Entries:

——

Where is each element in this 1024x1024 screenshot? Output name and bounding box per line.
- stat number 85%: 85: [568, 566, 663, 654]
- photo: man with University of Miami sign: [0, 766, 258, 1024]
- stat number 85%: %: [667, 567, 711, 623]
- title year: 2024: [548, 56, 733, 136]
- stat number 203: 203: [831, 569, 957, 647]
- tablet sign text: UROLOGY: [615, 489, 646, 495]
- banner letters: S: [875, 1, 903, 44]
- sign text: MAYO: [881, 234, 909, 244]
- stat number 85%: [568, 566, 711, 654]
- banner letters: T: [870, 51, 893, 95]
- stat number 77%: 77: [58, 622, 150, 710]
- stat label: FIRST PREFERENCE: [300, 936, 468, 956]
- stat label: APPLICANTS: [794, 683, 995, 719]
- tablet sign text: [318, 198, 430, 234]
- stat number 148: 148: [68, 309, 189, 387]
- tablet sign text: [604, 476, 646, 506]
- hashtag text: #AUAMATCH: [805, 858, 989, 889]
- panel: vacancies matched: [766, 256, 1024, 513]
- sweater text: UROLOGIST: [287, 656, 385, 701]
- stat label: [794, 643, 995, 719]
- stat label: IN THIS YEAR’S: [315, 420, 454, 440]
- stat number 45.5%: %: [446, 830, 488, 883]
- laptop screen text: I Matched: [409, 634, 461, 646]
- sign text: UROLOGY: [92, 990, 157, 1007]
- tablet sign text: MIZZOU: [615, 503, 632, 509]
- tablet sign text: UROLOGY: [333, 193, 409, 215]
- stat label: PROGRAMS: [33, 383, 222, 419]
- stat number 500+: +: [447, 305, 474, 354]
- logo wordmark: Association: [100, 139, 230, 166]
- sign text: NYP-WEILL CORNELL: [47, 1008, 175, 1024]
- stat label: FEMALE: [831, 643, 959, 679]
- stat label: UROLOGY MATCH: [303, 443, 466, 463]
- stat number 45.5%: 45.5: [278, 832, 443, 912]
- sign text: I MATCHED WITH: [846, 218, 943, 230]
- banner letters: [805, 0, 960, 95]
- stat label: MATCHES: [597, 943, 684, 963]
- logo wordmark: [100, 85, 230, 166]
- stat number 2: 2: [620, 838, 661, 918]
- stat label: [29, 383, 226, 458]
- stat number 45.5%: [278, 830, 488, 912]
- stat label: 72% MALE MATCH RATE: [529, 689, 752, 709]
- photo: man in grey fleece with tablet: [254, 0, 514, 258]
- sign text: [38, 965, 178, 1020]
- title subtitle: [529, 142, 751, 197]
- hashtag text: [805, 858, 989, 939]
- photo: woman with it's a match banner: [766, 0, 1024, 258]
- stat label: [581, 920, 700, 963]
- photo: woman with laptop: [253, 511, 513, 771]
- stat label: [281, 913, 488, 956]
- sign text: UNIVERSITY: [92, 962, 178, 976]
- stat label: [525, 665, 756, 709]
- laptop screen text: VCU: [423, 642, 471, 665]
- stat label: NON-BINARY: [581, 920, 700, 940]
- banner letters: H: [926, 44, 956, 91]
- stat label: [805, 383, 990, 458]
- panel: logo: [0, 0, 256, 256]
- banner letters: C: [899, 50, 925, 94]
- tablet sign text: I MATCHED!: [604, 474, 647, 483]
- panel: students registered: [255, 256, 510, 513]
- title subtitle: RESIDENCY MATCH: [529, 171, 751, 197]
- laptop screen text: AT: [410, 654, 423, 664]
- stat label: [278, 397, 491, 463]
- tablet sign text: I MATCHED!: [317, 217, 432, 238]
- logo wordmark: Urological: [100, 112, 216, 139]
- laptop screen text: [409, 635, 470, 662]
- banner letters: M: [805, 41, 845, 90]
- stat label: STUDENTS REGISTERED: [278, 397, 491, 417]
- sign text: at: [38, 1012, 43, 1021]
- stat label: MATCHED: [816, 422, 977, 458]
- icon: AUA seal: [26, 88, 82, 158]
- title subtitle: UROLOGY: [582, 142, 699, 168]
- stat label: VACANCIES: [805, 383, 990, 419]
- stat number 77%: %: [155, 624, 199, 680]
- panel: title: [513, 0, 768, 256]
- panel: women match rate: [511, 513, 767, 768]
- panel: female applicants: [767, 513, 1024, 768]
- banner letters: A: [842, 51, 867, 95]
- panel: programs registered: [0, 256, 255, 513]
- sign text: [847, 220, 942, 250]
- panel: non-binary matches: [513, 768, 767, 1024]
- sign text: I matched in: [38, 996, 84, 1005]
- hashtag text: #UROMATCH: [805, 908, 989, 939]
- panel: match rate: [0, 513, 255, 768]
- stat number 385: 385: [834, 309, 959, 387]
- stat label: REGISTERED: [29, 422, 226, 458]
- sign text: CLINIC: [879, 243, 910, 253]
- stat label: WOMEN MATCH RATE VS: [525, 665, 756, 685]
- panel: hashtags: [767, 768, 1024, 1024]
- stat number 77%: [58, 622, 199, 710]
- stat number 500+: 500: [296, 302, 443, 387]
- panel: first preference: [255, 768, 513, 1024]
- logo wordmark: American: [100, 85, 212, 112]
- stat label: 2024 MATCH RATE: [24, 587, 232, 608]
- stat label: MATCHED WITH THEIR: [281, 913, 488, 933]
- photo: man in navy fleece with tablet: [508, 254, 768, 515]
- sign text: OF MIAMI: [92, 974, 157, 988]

——

Goal: Could you render each line of the records above as a numbered list, leaving out any blank lines?

Task result:
1. Where is each element in this 1024x1024 screenshot? Output name and bounding box per line.
2. - stat number 85%: 85: [568, 566, 663, 654]
3. - photo: man with University of Miami sign: [0, 766, 258, 1024]
4. - stat number 85%: %: [667, 567, 711, 623]
5. - title year: 2024: [548, 56, 733, 136]
6. - stat number 203: 203: [831, 569, 957, 647]
7. - tablet sign text: UROLOGY: [615, 489, 646, 495]
8. - banner letters: S: [875, 1, 903, 44]
9. - sign text: MAYO: [881, 234, 909, 244]
10. - stat number 85%: [568, 566, 711, 654]
11. - banner letters: T: [870, 51, 893, 95]
12. - stat number 77%: 77: [58, 622, 150, 710]
13. - stat label: FIRST PREFERENCE: [300, 936, 468, 956]
14. - stat label: APPLICANTS: [794, 683, 995, 719]
15. - tablet sign text: [318, 198, 430, 234]
16. - stat number 148: 148: [68, 309, 189, 387]
17. - tablet sign text: [604, 476, 646, 506]
18. - hashtag text: #AUAMATCH: [805, 858, 989, 889]
19. - panel: vacancies matched: [766, 256, 1024, 513]
20. - sweater text: UROLOGIST: [287, 656, 385, 701]
21. - stat label: [794, 643, 995, 719]
22. - stat label: IN THIS YEAR’S: [315, 420, 454, 440]
23. - stat number 45.5%: %: [446, 830, 488, 883]
24. - laptop screen text: I Matched: [409, 634, 461, 646]
25. - sign text: UROLOGY: [92, 990, 157, 1007]
26. - tablet sign text: MIZZOU: [615, 503, 632, 509]
27. - tablet sign text: UROLOGY: [333, 193, 409, 215]
28. - stat label: PROGRAMS: [33, 383, 222, 419]
29. - stat number 500+: +: [447, 305, 474, 354]
30. - logo wordmark: Association: [100, 139, 230, 166]
31. - sign text: NYP-WEILL CORNELL: [47, 1008, 175, 1024]
32. - stat label: FEMALE: [831, 643, 959, 679]
33. - stat label: UROLOGY MATCH: [303, 443, 466, 463]
34. - stat number 45.5%: 45.5: [278, 832, 443, 912]
35. - sign text: I MATCHED WITH: [846, 218, 943, 230]
36. - banner letters: [805, 0, 960, 95]
37. - stat label: MATCHES: [597, 943, 684, 963]
38. - logo wordmark: [100, 85, 230, 166]
39. - stat number 2: 2: [620, 838, 661, 918]
40. - stat label: [29, 383, 226, 458]
41. - stat number 45.5%: [278, 830, 488, 912]
42. - stat label: 72% MALE MATCH RATE: [529, 689, 752, 709]
43. - photo: man in grey fleece with tablet: [254, 0, 514, 258]
44. - sign text: [38, 965, 178, 1020]
45. - title subtitle: [529, 142, 751, 197]
46. - hashtag text: [805, 858, 989, 939]
47. - photo: woman with it's a match banner: [766, 0, 1024, 258]
48. - stat label: [581, 920, 700, 963]
49. - photo: woman with laptop: [253, 511, 513, 771]
50. - stat label: [281, 913, 488, 956]
51. - sign text: UNIVERSITY: [92, 962, 178, 976]
52. - stat label: [525, 665, 756, 709]
53. - laptop screen text: VCU: [423, 642, 471, 665]
54. - stat label: NON-BINARY: [581, 920, 700, 940]
55. - banner letters: H: [926, 44, 956, 91]
56. - stat label: [805, 383, 990, 458]
57. - panel: logo: [0, 0, 256, 256]
58. - banner letters: C: [899, 50, 925, 94]
59. - tablet sign text: I MATCHED!: [604, 474, 647, 483]
60. - panel: students registered: [255, 256, 510, 513]
61. - title subtitle: RESIDENCY MATCH: [529, 171, 751, 197]
62. - laptop screen text: AT: [410, 654, 423, 664]
63. - stat label: [278, 397, 491, 463]
64. - tablet sign text: I MATCHED!: [317, 217, 432, 238]
65. - logo wordmark: Urological: [100, 112, 216, 139]
66. - laptop screen text: [409, 635, 470, 662]
67. - banner letters: M: [805, 41, 845, 90]
68. - stat label: STUDENTS REGISTERED: [278, 397, 491, 417]
69. - sign text: at: [38, 1012, 43, 1021]
70. - stat label: MATCHED: [816, 422, 977, 458]
71. - icon: AUA seal: [26, 88, 82, 158]
72. - title subtitle: UROLOGY: [582, 142, 699, 168]
73. - stat label: VACANCIES: [805, 383, 990, 419]
74. - stat number 77%: %: [155, 624, 199, 680]
75. - panel: title: [513, 0, 768, 256]
76. - panel: women match rate: [511, 513, 767, 768]
77. - panel: female applicants: [767, 513, 1024, 768]
78. - banner letters: A: [842, 51, 867, 95]
79. - panel: programs registered: [0, 256, 255, 513]
80. - sign text: [847, 220, 942, 250]
81. - panel: non-binary matches: [513, 768, 767, 1024]
82. - sign text: I matched in: [38, 996, 84, 1005]
83. - hashtag text: #UROMATCH: [805, 908, 989, 939]
84. - panel: match rate: [0, 513, 255, 768]
85. - stat number 385: 385: [834, 309, 959, 387]
86. - stat label: REGISTERED: [29, 422, 226, 458]
87. - sign text: CLINIC: [879, 243, 910, 253]
88. - stat label: WOMEN MATCH RATE VS: [525, 665, 756, 685]
89. - panel: hashtags: [767, 768, 1024, 1024]
90. - stat number 77%: [58, 622, 199, 710]
91. - stat number 500+: 500: [296, 302, 443, 387]
92. - panel: first preference: [255, 768, 513, 1024]
93. - logo wordmark: American: [100, 85, 212, 112]
94. - stat label: 2024 MATCH RATE: [24, 587, 232, 608]
95. - stat label: MATCHED WITH THEIR: [281, 913, 488, 933]
96. - photo: man in navy fleece with tablet: [508, 254, 768, 515]
97. - sign text: OF MIAMI: [92, 974, 157, 988]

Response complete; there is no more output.